(Dataset items)

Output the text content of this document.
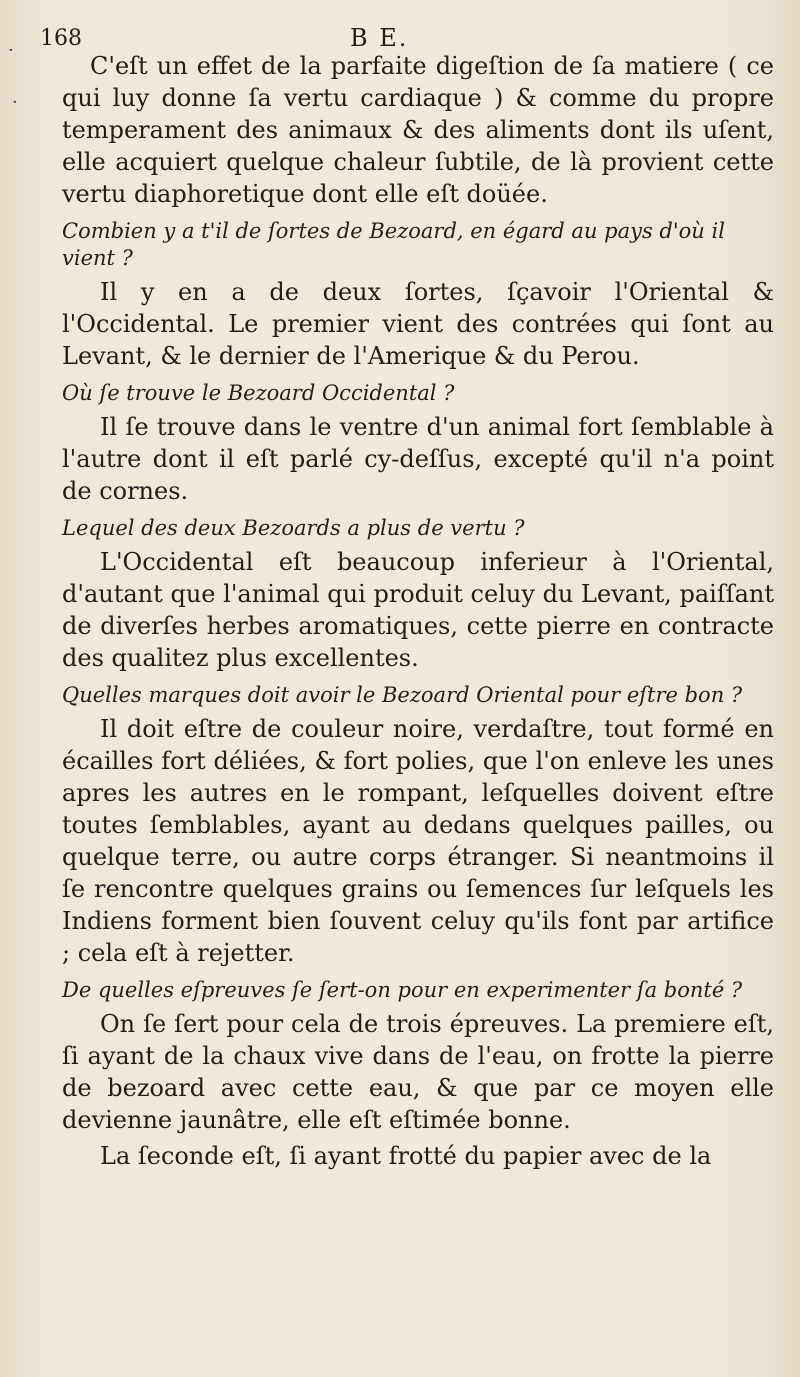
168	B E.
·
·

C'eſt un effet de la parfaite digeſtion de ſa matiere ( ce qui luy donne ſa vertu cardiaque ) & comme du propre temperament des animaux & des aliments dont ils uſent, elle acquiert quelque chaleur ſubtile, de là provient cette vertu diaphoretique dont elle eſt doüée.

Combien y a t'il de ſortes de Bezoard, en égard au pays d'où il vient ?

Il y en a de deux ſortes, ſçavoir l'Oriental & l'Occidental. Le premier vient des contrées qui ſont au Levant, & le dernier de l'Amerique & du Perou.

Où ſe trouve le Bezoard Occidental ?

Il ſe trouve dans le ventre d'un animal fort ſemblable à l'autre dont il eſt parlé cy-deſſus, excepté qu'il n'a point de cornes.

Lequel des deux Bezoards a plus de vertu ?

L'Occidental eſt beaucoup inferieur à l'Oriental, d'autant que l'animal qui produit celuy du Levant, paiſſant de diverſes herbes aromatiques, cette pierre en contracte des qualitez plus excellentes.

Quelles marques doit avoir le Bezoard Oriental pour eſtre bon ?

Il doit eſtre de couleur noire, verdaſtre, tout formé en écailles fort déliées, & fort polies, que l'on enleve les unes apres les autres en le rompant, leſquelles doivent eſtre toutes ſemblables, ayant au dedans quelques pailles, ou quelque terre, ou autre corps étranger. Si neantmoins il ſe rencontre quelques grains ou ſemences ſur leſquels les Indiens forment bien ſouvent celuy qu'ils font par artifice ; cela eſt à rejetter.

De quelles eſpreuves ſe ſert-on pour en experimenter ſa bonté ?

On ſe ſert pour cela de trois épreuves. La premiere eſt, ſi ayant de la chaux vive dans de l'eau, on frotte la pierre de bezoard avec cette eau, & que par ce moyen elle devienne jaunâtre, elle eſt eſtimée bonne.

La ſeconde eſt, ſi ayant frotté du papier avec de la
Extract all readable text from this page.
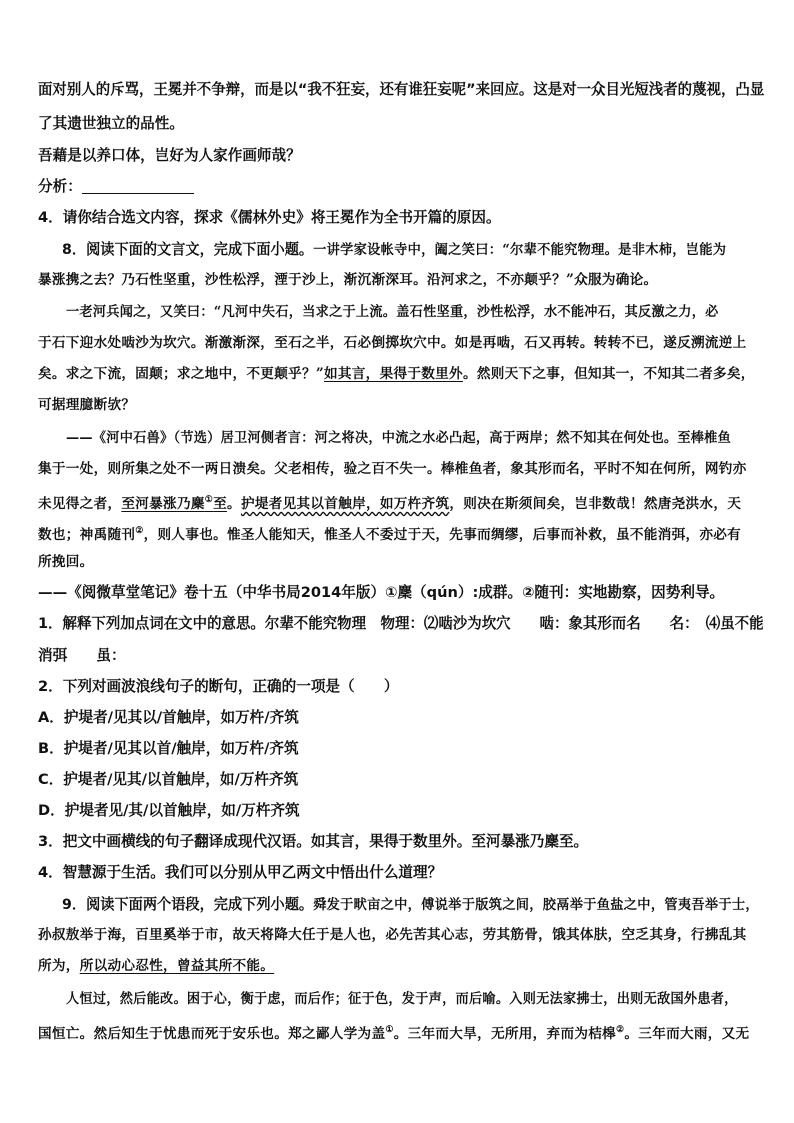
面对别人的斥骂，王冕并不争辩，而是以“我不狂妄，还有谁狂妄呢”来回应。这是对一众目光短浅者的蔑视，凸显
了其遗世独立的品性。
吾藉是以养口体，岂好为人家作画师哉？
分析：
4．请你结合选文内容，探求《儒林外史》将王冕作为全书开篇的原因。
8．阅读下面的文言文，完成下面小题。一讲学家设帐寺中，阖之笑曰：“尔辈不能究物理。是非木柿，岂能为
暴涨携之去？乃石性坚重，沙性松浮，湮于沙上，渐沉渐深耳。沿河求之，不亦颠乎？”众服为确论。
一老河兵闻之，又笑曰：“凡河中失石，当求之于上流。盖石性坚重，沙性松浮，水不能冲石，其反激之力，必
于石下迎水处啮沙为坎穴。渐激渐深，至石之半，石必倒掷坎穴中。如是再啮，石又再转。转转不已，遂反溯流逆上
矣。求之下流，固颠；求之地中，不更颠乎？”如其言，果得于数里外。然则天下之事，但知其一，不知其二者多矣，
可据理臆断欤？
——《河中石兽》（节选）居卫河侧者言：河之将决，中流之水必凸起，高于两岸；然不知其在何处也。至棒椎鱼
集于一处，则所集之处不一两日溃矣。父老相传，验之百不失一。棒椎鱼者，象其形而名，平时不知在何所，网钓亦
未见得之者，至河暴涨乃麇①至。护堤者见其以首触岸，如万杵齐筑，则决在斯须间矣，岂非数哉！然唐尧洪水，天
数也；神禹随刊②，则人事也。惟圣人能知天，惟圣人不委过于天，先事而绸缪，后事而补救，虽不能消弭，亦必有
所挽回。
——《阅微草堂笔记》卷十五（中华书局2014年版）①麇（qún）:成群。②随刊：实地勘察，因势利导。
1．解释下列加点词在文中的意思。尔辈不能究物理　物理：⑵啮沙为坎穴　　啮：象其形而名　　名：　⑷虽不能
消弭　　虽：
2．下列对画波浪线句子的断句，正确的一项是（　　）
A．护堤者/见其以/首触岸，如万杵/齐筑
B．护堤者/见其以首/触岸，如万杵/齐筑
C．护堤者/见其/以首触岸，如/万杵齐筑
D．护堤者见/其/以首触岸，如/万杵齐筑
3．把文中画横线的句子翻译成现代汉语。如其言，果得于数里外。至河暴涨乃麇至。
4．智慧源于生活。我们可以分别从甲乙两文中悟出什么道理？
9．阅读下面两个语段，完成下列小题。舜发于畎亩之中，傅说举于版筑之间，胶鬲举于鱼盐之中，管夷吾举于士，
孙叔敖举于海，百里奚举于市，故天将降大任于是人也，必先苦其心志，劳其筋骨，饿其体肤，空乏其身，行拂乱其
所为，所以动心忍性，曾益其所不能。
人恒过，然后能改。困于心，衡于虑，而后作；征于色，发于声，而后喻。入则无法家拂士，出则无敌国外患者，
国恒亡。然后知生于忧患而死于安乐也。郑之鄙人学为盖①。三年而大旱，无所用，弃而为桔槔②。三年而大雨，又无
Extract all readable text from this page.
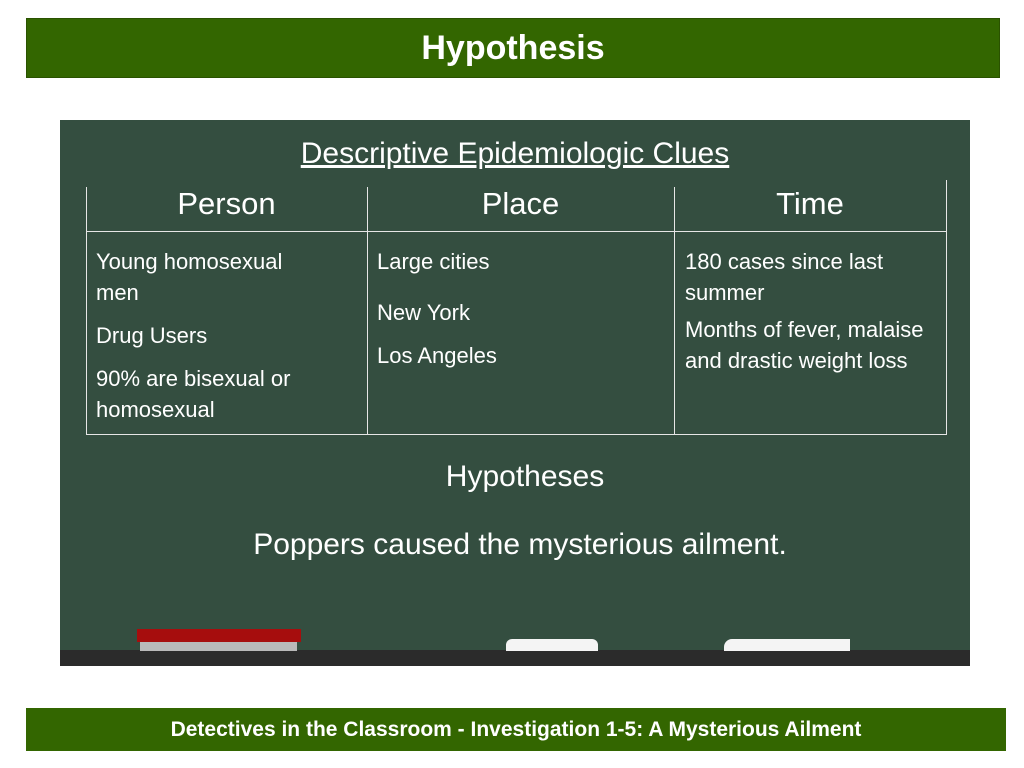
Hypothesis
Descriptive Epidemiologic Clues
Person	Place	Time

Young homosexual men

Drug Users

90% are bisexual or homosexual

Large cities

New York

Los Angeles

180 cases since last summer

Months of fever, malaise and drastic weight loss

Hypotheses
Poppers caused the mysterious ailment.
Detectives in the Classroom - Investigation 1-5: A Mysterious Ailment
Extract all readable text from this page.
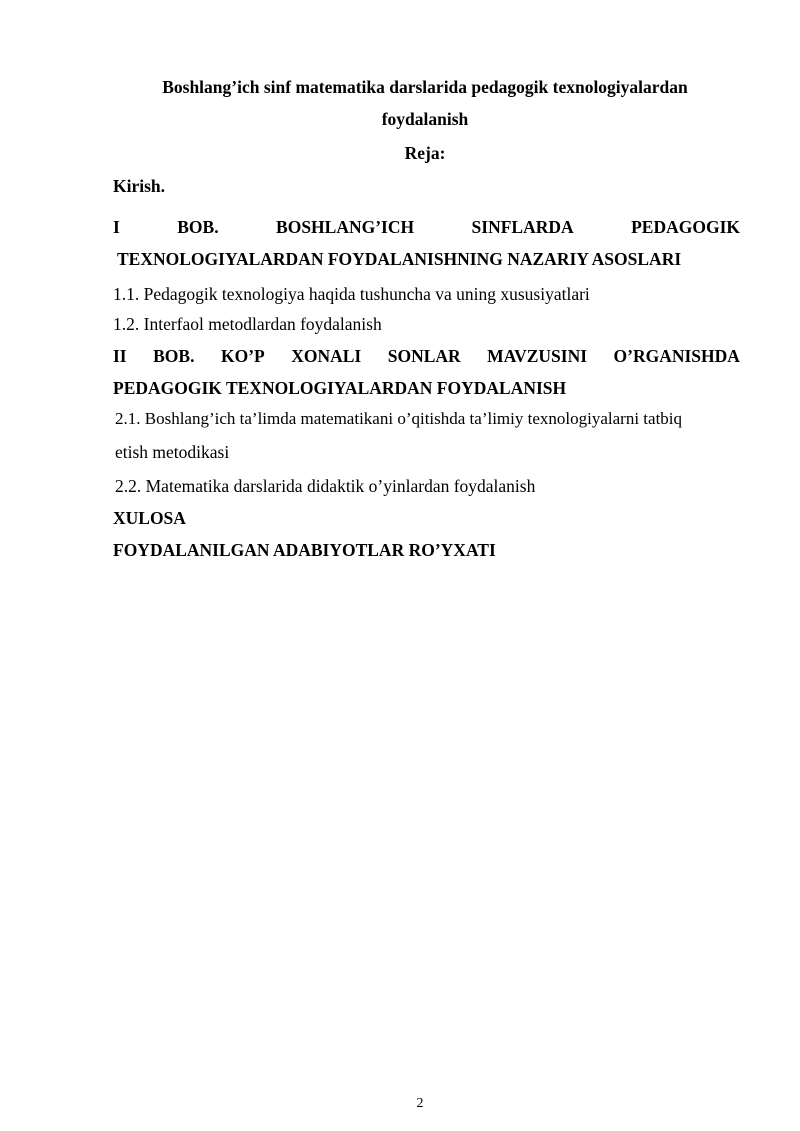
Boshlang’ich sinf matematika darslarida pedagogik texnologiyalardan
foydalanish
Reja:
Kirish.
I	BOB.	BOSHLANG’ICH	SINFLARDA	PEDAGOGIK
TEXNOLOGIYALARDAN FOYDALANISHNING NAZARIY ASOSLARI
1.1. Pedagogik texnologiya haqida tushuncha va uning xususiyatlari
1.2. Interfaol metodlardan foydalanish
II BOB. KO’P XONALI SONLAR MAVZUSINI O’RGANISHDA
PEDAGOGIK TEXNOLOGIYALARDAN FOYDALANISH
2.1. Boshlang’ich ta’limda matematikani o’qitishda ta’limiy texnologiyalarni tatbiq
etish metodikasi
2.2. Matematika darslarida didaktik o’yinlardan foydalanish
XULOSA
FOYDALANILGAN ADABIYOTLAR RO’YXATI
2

EXERCISE BRIEF: Provide the number of lines in the data above that contain the string "deux", and nothing else.

EXPECTED ANSWER: 2